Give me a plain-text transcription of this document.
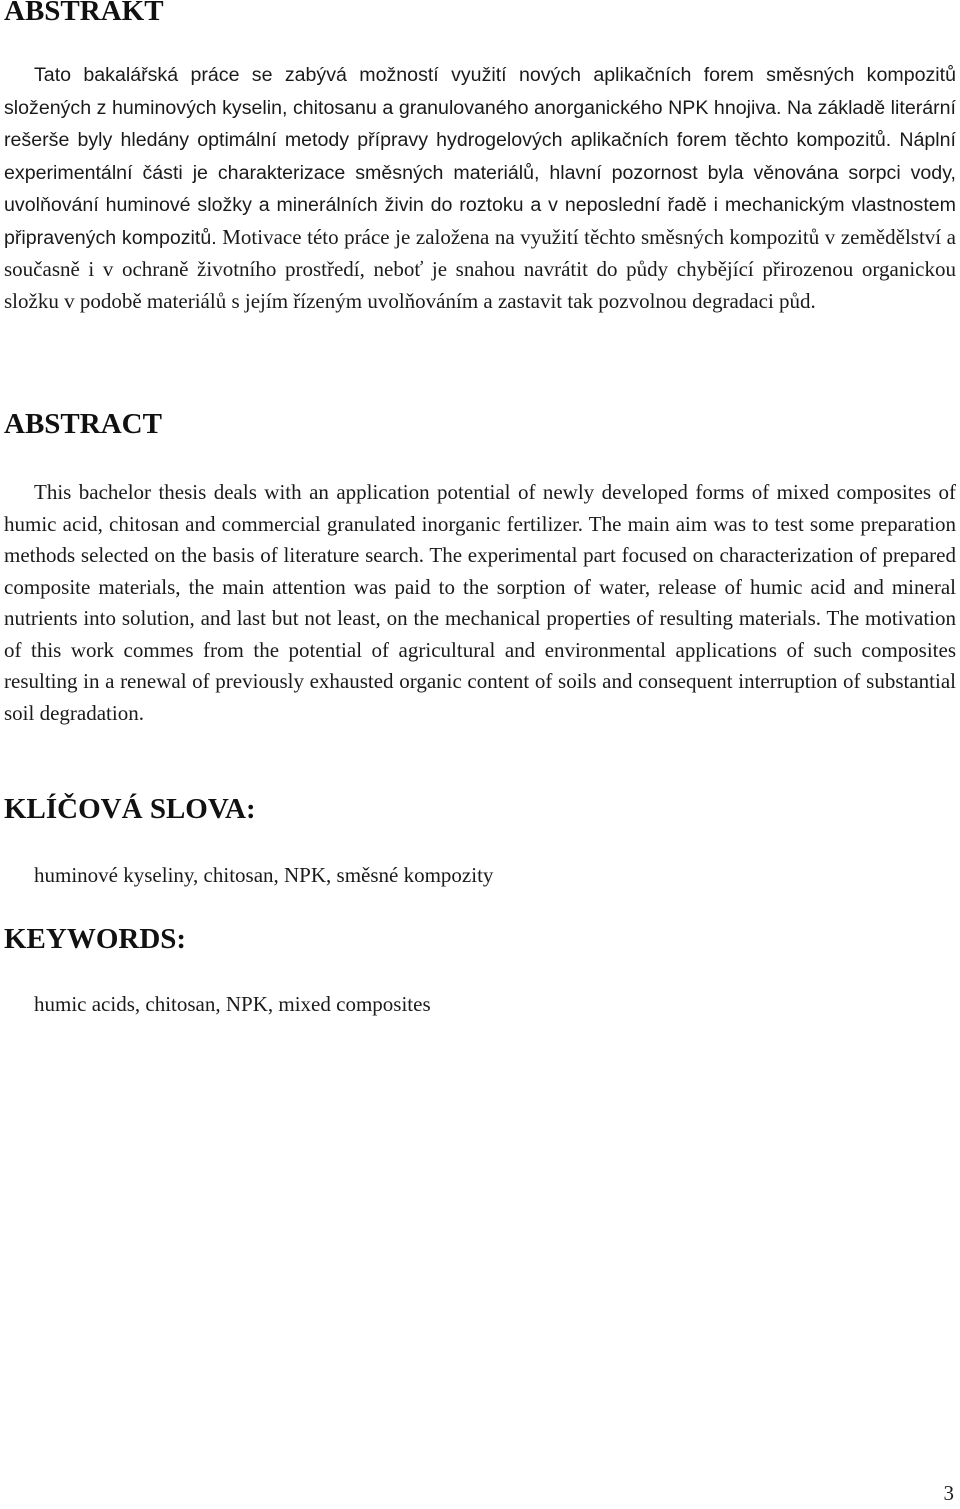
ABSTRAKT

Tato bakalářská práce se zabývá možností využití nových aplikačních forem směsných kompozitů složených z huminových kyselin, chitosanu a granulovaného anorganického NPK hnojiva. Na základě literární rešerše byly hledány optimální metody přípravy hydrogelových aplikačních forem těchto kompozitů. Náplní experimentální části je charakterizace směsných materiálů, hlavní pozornost byla věnována sorpci vody, uvolňování huminové složky a minerálních živin do roztoku a v neposlední řadě i mechanickým vlastnostem připravených kompozitů. Motivace této práce je založena na využití těchto směsných kompozitů v zemědělství a současně i v ochraně životního prostředí, neboť je snahou navrátit do půdy chybějící přirozenou organickou složku v podobě materiálů s jejím řízeným uvolňováním a zastavit tak pozvolnou degradaci půd.

ABSTRACT

This bachelor thesis deals with an application potential of newly developed forms of mixed composites of humic acid, chitosan and commercial granulated inorganic fertilizer. The main aim was to test some preparation methods selected on the basis of literature search. The experimental part focused on characterization of prepared composite materials, the main attention was paid to the sorption of water, release of humic acid and mineral nutrients into solution, and last but not least, on the mechanical properties of resulting materials. The motivation of this work commes from the potential of agricultural and environmental applications of such composites resulting in a renewal of previously exhausted organic content of soils and consequent interruption of substantial soil degradation.

KLÍČOVÁ SLOVA:

huminové kyseliny, chitosan, NPK, směsné kompozity

KEYWORDS:

humic acids, chitosan, NPK, mixed composites

3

☆ ☆ ☆ ☆ ☆

## WHAT THIS TASK INVOLVES
Skip the pictures, then retype every line above exactly.

## WORKED ANSWER
Give me a plain-text transcription of this document.
ABSTRAKT

Tato bakalářská práce se zabývá možností využití nových aplikačních forem směsných kompozitů složených z huminových kyselin, chitosanu a granulovaného anorganického NPK hnojiva. Na základě literární rešerše byly hledány optimální metody přípravy hydrogelových aplikačních forem těchto kompozitů. Náplní experimentální části je charakterizace směsných materiálů, hlavní pozornost byla věnována sorpci vody, uvolňování huminové složky a minerálních živin do roztoku a v neposlední řadě i mechanickým vlastnostem připravených kompozitů. Motivace této práce je založena na využití těchto směsných kompozitů v zemědělství a současně i v ochraně životního prostředí, neboť je snahou navrátit do půdy chybějící přirozenou organickou složku v podobě materiálů s jejím řízeným uvolňováním a zastavit tak pozvolnou degradaci půd.

ABSTRACT

This bachelor thesis deals with an application potential of newly developed forms of mixed composites of humic acid, chitosan and commercial granulated inorganic fertilizer. The main aim was to test some preparation methods selected on the basis of literature search. The experimental part focused on characterization of prepared composite materials, the main attention was paid to the sorption of water, release of humic acid and mineral nutrients into solution, and last but not least, on the mechanical properties of resulting materials. The motivation of this work commes from the potential of agricultural and environmental applications of such composites resulting in a renewal of previously exhausted organic content of soils and consequent interruption of substantial soil degradation.

KLÍČOVÁ SLOVA:

huminové kyseliny, chitosan, NPK, směsné kompozity

KEYWORDS:

humic acids, chitosan, NPK, mixed composites

3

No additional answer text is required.